● **Exercise objective**
Will you write out all the entries below exactly?

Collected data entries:
====

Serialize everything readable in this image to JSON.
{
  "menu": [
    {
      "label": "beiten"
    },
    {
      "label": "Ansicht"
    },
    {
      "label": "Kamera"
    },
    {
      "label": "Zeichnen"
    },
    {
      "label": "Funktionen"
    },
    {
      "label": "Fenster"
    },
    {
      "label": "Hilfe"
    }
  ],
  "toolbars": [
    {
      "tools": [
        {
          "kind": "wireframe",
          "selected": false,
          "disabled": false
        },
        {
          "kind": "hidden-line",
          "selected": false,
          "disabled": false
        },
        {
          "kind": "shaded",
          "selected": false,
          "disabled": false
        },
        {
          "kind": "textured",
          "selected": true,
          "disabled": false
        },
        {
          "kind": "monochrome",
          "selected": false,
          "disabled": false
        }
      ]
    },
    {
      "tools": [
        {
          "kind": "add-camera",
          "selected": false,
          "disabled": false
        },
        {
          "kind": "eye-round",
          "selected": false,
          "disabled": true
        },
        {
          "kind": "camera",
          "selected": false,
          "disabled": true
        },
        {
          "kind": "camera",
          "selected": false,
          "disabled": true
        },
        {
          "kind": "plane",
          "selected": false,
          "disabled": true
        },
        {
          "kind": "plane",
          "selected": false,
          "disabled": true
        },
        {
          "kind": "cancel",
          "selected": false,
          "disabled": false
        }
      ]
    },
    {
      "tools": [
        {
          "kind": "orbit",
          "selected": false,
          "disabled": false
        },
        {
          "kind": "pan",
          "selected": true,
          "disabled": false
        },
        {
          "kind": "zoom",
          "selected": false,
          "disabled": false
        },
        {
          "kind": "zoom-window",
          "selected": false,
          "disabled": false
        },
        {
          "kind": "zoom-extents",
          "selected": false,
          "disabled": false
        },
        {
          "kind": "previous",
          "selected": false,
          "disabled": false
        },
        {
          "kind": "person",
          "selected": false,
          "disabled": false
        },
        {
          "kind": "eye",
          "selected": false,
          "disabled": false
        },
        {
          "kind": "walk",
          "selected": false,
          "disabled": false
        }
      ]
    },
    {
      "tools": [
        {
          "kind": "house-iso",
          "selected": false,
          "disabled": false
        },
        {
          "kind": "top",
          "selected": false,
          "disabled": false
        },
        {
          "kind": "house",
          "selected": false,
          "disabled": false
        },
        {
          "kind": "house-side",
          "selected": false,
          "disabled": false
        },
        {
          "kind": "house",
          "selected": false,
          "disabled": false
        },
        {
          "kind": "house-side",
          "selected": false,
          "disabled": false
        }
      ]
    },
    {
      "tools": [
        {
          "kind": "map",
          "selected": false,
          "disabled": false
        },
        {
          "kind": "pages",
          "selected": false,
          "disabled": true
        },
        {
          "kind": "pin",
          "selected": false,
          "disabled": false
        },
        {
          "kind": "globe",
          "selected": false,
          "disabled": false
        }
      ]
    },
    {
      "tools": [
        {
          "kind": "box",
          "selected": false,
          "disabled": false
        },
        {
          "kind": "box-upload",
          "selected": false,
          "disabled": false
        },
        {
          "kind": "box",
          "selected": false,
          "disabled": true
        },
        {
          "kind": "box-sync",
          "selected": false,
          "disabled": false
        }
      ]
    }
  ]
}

====

● **Solution below**
Serialize everything readable in this image to JSON.
{
  "menu": [
    {
      "label": "beiten"
    },
    {
      "label": "Ansicht"
    },
    {
      "label": "Kamera"
    },
    {
      "label": "Zeichnen"
    },
    {
      "label": "Funktionen"
    },
    {
      "label": "Fenster"
    },
    {
      "label": "Hilfe"
    }
  ],
  "toolbars": [
    {
      "tools": [
        {
          "kind": "wireframe",
          "selected": false,
          "disabled": false
        },
        {
          "kind": "hidden-line",
          "selected": false,
          "disabled": false
        },
        {
          "kind": "shaded",
          "selected": false,
          "disabled": false
        },
        {
          "kind": "textured",
          "selected": true,
          "disabled": false
        },
        {
          "kind": "monochrome",
          "selected": false,
          "disabled": false
        }
      ]
    },
    {
      "tools": [
        {
          "kind": "add-camera",
          "selected": false,
          "disabled": false
        },
        {
          "kind": "eye-round",
          "selected": false,
          "disabled": true
        },
        {
          "kind": "camera",
          "selected": false,
          "disabled": true
        },
        {
          "kind": "camera",
          "selected": false,
          "disabled": true
        },
        {
          "kind": "plane",
          "selected": false,
          "disabled": true
        },
        {
          "kind": "plane",
          "selected": false,
          "disabled": true
        },
        {
          "kind": "cancel",
          "selected": false,
          "disabled": false
        }
      ]
    },
    {
      "tools": [
        {
          "kind": "orbit",
          "selected": false,
          "disabled": false
        },
        {
          "kind": "pan",
          "selected": true,
          "disabled": false
        },
        {
          "kind": "zoom",
          "selected": false,
          "disabled": false
        },
        {
          "kind": "zoom-window",
          "selected": false,
          "disabled": false
        },
        {
          "kind": "zoom-extents",
          "selected": false,
          "disabled": false
        },
        {
          "kind": "previous",
          "selected": false,
          "disabled": false
        },
        {
          "kind": "person",
          "selected": false,
          "disabled": false
        },
        {
          "kind": "eye",
          "selected": false,
          "disabled": false
        },
        {
          "kind": "walk",
          "selected": false,
          "disabled": false
        }
      ]
    },
    {
      "tools": [
        {
          "kind": "house-iso",
          "selected": false,
          "disabled": false
        },
        {
          "kind": "top",
          "selected": false,
          "disabled": false
        },
        {
          "kind": "house",
          "selected": false,
          "disabled": false
        },
        {
          "kind": "house-side",
          "selected": false,
          "disabled": false
        },
        {
          "kind": "house",
          "selected": false,
          "disabled": false
        },
        {
          "kind": "house-side",
          "selected": false,
          "disabled": false
        }
      ]
    },
    {
      "tools": [
        {
          "kind": "map",
          "selected": false,
          "disabled": false
        },
        {
          "kind": "pages",
          "selected": false,
          "disabled": true
        },
        {
          "kind": "pin",
          "selected": false,
          "disabled": false
        },
        {
          "kind": "globe",
          "selected": false,
          "disabled": false
        }
      ]
    },
    {
      "tools": [
        {
          "kind": "box",
          "selected": false,
          "disabled": false
        },
        {
          "kind": "box-upload",
          "selected": false,
          "disabled": false
        },
        {
          "kind": "box",
          "selected": false,
          "disabled": true
        },
        {
          "kind": "box-sync",
          "selected": false,
          "disabled": false
        }
      ]
    }
  ]
}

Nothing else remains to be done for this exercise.